• DATA FOR THIS TASK
· · · · ·
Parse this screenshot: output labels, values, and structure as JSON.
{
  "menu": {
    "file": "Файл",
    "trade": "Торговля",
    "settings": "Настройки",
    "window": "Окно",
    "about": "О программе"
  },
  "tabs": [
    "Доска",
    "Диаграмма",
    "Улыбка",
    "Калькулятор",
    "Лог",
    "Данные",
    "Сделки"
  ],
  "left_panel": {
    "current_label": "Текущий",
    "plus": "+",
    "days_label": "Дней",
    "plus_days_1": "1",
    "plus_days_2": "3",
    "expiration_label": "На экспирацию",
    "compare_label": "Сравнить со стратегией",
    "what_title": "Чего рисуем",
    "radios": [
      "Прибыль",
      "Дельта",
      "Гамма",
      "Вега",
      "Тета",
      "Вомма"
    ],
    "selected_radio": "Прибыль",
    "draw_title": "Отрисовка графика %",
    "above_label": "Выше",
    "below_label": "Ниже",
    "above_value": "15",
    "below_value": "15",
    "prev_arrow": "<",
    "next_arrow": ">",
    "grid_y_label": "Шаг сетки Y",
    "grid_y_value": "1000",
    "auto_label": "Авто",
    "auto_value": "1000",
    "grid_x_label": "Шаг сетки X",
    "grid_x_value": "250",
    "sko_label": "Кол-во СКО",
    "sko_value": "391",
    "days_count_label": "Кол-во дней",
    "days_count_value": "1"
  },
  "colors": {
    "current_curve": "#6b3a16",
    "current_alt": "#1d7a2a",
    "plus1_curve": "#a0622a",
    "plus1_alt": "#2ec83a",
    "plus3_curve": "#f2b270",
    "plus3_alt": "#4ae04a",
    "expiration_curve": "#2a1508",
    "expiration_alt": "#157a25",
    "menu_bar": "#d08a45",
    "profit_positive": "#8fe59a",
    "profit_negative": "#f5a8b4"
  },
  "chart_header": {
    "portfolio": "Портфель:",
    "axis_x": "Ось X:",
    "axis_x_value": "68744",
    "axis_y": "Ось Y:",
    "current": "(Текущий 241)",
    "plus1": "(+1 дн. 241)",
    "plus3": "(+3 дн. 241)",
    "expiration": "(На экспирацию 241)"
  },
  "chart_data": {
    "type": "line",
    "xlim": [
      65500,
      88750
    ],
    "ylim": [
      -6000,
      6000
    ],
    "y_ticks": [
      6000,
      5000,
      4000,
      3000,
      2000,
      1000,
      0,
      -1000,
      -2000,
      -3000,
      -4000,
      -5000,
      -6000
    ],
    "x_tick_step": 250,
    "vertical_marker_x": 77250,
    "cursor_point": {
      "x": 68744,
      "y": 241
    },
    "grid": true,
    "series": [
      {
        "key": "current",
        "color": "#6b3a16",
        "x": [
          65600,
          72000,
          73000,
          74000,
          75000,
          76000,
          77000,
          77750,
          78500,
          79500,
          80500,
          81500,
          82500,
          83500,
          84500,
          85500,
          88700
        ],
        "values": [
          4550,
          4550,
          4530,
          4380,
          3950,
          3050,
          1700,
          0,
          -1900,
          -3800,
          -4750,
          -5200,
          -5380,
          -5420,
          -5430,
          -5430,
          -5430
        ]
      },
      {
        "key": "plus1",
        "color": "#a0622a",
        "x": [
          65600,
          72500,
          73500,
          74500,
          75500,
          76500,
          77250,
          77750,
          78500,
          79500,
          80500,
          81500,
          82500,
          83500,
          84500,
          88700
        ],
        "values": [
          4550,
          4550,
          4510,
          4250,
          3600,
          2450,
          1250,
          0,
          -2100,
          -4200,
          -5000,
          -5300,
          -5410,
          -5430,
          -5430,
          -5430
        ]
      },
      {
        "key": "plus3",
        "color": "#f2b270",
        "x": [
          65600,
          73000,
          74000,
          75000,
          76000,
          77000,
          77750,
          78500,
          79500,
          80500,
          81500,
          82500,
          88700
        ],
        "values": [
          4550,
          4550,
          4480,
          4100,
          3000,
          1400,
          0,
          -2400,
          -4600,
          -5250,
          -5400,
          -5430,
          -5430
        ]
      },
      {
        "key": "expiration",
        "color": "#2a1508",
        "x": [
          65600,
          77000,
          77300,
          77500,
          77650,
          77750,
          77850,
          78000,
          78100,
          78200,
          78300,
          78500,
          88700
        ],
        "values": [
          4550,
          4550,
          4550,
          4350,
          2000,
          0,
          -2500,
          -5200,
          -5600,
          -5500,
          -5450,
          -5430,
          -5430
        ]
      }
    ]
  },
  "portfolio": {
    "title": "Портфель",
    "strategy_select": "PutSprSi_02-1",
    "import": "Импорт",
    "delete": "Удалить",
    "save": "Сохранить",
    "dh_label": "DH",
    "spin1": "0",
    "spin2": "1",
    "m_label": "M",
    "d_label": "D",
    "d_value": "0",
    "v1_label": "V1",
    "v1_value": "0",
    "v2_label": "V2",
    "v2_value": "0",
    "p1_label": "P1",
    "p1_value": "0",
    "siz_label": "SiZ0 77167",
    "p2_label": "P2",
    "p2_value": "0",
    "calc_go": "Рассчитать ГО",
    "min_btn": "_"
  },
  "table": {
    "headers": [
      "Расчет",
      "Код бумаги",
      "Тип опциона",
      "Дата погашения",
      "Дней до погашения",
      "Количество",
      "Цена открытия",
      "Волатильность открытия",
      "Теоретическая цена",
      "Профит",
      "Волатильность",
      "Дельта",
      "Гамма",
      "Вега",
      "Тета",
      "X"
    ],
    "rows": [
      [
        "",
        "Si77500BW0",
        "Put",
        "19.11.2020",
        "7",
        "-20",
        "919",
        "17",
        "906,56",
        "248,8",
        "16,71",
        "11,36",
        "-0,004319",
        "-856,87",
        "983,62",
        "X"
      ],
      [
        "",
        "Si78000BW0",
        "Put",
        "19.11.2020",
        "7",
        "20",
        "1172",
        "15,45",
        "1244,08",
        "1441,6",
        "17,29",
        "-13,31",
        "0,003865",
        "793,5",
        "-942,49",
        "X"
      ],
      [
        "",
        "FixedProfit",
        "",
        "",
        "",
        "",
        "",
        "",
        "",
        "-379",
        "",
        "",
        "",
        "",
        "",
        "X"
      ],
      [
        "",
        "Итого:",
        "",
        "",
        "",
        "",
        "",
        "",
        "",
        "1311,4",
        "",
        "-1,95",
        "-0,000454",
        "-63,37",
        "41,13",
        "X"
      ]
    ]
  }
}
· · · · ·
• WORK REQUIRED
Scan the material above. Copy each line where "открытия" occurs.

• IN RESPONSE
      "Цена открытия",
      "Волатильность открытия",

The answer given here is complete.